Exercise brief -> Go through the listing and pick out each line with the word "offset" in it.

** begin Supplied material **

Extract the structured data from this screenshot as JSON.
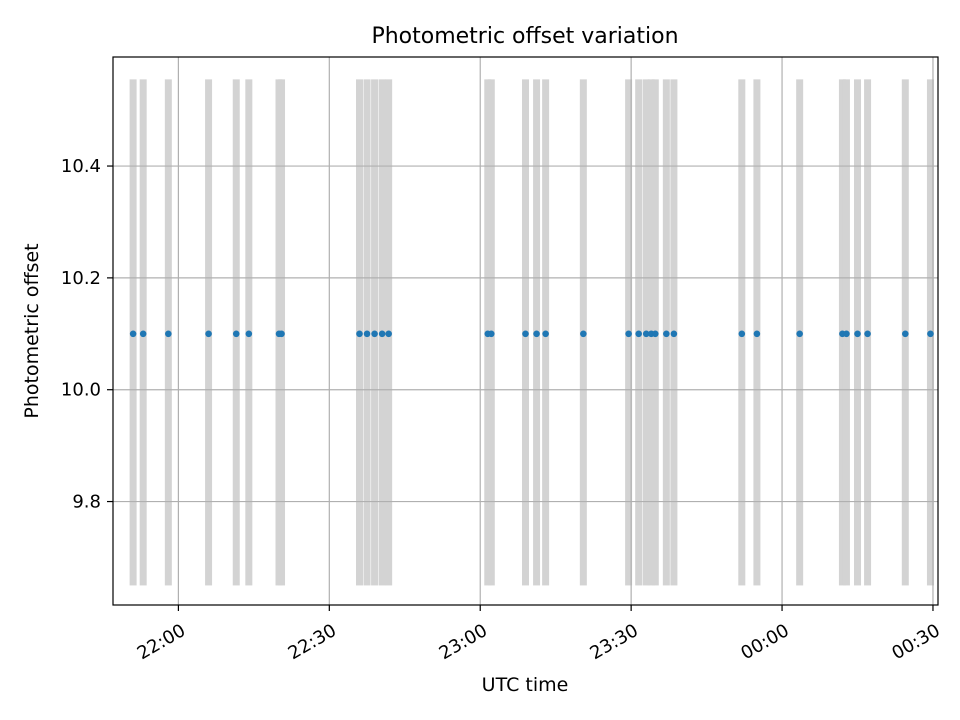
{
  "chart_data": {
    "type": "scatter",
    "title": "Photometric offset variation",
    "xlabel": "UTC time",
    "ylabel": "Photometric offset",
    "xlim": [
      "21:47",
      "00:31"
    ],
    "ylim": [
      9.615,
      10.595
    ],
    "x_ticks": [
      "22:00",
      "22:30",
      "23:00",
      "23:30",
      "00:00",
      "00:30"
    ],
    "y_ticks": [
      9.8,
      10.0,
      10.2,
      10.4
    ],
    "grid": true,
    "background_band_color": "#d3d3d3",
    "series": [
      {
        "color": "#1f77b4",
        "x": [
          "21:51.0",
          "21:53.0",
          "21:58.0",
          "22:06.0",
          "22:11.5",
          "22:14.0",
          "22:20.0",
          "22:20.5",
          "22:36.0",
          "22:37.5",
          "22:39.0",
          "22:40.5",
          "22:41.8",
          "23:01.5",
          "23:02.2",
          "23:09.0",
          "23:11.2",
          "23:13.0",
          "23:20.5",
          "23:29.5",
          "23:31.5",
          "23:33.0",
          "23:34.0",
          "23:34.8",
          "23:37.0",
          "23:38.5",
          "23:52.0",
          "23:55.0",
          "00:03.5",
          "00:12.0",
          "00:12.8",
          "00:15.0",
          "00:17.0",
          "00:24.5",
          "00:29.5"
        ],
        "y": [
          10.1,
          10.1,
          10.1,
          10.1,
          10.1,
          10.1,
          10.1,
          10.1,
          10.1,
          10.1,
          10.1,
          10.1,
          10.1,
          10.1,
          10.1,
          10.1,
          10.1,
          10.1,
          10.1,
          10.1,
          10.1,
          10.1,
          10.1,
          10.1,
          10.1,
          10.1,
          10.1,
          10.1,
          10.1,
          10.1,
          10.1,
          10.1,
          10.1,
          10.1,
          10.1
        ],
        "band_range": [
          9.65,
          10.555
        ]
      }
    ]
  }
}
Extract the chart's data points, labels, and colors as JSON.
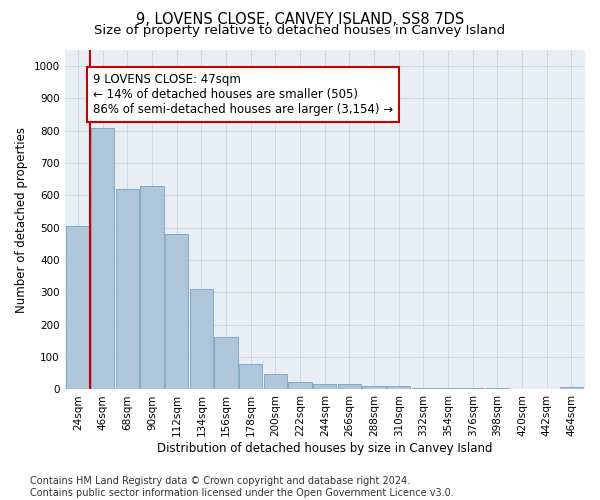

** end Supplied material **

Output for this task ->
    "title": "Photometric offset variation",
    "ylabel": "Photometric offset",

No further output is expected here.